## Source records
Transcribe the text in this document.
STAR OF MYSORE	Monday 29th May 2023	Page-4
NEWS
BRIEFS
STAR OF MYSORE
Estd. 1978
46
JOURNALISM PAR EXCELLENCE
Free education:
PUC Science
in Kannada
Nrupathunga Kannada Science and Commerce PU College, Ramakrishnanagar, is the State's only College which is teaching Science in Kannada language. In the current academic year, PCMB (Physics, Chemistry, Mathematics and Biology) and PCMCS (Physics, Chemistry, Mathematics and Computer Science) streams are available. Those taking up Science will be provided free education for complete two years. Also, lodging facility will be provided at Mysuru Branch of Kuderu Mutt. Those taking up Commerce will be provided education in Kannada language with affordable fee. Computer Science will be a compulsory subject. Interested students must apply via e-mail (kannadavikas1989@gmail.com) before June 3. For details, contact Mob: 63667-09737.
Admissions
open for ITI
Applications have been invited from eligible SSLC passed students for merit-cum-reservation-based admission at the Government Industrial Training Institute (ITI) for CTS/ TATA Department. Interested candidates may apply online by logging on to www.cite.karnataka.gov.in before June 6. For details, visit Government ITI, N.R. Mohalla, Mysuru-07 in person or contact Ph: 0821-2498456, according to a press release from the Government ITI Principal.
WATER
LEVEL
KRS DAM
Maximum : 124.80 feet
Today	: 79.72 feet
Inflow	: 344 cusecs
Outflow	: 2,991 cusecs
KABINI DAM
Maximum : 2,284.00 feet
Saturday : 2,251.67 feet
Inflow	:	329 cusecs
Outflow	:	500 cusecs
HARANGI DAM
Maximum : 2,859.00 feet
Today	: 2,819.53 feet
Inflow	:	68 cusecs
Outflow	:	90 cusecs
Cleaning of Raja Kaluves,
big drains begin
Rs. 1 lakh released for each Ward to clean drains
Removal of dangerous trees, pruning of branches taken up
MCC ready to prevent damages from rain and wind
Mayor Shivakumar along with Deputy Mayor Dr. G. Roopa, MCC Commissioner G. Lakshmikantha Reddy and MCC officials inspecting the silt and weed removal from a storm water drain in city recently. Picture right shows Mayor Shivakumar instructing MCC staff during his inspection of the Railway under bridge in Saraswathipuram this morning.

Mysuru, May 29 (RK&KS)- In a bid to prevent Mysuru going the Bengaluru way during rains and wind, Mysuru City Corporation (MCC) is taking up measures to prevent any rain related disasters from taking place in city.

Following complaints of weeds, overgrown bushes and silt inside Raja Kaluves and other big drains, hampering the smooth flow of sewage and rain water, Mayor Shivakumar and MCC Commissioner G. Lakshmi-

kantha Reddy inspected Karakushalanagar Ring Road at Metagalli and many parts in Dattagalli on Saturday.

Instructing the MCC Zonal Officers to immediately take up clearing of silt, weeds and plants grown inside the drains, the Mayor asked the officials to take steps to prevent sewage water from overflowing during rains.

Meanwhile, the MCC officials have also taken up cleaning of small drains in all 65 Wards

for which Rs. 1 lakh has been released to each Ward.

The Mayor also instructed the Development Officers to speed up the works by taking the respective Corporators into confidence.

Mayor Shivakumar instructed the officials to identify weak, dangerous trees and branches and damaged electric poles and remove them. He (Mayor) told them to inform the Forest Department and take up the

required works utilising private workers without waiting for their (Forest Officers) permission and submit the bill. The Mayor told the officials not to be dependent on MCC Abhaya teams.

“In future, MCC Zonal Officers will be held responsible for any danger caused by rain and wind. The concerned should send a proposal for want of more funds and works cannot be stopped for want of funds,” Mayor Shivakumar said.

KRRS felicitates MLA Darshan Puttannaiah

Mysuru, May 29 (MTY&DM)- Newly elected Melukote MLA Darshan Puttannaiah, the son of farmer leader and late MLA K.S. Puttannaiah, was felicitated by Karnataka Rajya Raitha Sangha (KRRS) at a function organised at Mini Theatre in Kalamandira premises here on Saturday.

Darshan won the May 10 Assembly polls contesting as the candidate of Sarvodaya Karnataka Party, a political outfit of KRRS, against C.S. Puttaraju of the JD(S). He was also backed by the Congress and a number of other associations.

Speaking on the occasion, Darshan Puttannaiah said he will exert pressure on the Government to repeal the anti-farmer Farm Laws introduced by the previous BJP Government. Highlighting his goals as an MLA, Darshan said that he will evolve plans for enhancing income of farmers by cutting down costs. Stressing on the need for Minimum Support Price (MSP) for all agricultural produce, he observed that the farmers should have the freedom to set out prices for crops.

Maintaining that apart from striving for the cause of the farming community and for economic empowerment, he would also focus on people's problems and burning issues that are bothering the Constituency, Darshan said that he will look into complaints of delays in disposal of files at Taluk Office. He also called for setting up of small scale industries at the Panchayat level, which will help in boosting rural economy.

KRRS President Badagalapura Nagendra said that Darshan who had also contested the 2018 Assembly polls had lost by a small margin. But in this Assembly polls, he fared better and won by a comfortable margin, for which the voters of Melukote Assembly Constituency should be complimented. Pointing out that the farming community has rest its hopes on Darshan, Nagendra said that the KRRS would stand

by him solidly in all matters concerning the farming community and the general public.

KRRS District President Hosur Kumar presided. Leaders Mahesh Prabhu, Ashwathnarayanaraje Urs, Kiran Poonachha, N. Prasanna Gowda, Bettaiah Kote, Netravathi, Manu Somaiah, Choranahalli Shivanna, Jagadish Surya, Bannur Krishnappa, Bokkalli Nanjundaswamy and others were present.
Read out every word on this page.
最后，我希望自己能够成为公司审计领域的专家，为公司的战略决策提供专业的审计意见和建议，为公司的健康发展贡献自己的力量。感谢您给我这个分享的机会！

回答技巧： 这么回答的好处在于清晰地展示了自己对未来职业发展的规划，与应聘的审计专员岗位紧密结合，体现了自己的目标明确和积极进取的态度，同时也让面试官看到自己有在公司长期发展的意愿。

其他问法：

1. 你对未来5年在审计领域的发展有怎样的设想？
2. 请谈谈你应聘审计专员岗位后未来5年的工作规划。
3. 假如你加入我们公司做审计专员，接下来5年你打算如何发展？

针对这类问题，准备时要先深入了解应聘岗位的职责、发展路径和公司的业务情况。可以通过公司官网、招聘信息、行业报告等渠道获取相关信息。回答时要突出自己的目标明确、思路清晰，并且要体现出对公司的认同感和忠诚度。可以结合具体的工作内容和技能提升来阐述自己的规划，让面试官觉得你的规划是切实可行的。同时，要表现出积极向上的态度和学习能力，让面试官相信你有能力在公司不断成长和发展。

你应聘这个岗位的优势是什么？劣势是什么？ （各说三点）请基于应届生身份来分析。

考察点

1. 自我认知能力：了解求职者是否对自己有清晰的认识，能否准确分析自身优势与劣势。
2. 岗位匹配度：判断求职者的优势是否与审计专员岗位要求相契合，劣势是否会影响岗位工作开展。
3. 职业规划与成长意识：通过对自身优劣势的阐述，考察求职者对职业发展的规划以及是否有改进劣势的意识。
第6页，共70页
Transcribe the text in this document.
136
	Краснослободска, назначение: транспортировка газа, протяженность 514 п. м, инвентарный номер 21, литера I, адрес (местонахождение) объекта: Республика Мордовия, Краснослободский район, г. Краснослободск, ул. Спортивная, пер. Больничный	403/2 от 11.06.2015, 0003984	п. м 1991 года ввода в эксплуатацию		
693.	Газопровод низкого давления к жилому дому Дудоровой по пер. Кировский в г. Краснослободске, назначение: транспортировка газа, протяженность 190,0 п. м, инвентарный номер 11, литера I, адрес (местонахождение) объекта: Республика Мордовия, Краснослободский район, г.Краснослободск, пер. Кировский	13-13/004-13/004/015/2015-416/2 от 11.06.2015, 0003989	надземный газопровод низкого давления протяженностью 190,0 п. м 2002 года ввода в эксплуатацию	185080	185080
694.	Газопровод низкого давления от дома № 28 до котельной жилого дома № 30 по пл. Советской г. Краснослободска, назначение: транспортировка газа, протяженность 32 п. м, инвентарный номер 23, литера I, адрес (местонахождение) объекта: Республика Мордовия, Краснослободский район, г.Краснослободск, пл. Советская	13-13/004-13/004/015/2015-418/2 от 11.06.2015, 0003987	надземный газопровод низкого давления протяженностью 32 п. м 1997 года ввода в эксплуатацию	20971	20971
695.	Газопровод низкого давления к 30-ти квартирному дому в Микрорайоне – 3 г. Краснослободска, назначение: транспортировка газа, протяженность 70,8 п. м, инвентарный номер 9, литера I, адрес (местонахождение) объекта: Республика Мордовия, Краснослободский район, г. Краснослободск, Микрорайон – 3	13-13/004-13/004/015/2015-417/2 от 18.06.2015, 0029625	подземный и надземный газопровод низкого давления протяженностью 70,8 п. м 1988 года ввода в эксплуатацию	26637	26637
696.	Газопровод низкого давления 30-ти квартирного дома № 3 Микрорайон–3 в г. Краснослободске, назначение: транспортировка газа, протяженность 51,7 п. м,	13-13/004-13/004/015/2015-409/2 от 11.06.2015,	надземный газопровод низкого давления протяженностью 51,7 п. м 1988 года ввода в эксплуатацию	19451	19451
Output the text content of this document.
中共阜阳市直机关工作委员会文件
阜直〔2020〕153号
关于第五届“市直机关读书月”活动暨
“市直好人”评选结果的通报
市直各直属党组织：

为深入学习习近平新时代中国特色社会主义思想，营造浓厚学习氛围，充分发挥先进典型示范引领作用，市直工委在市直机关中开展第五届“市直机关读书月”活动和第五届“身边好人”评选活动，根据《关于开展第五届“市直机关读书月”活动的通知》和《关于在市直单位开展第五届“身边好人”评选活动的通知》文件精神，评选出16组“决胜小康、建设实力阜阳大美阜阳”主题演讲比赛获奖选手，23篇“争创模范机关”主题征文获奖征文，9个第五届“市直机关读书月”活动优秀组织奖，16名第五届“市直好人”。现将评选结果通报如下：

## Prompt
Search the data for the string "cusecs". List each line that has it.

## Output of the exercise
Inflow	: 344 cusecs
Outflow	: 2,991 cusecs
Inflow	:	329 cusecs
Outflow	:	500 cusecs
Inflow	:	68 cusecs
Outflow	:	90 cusecs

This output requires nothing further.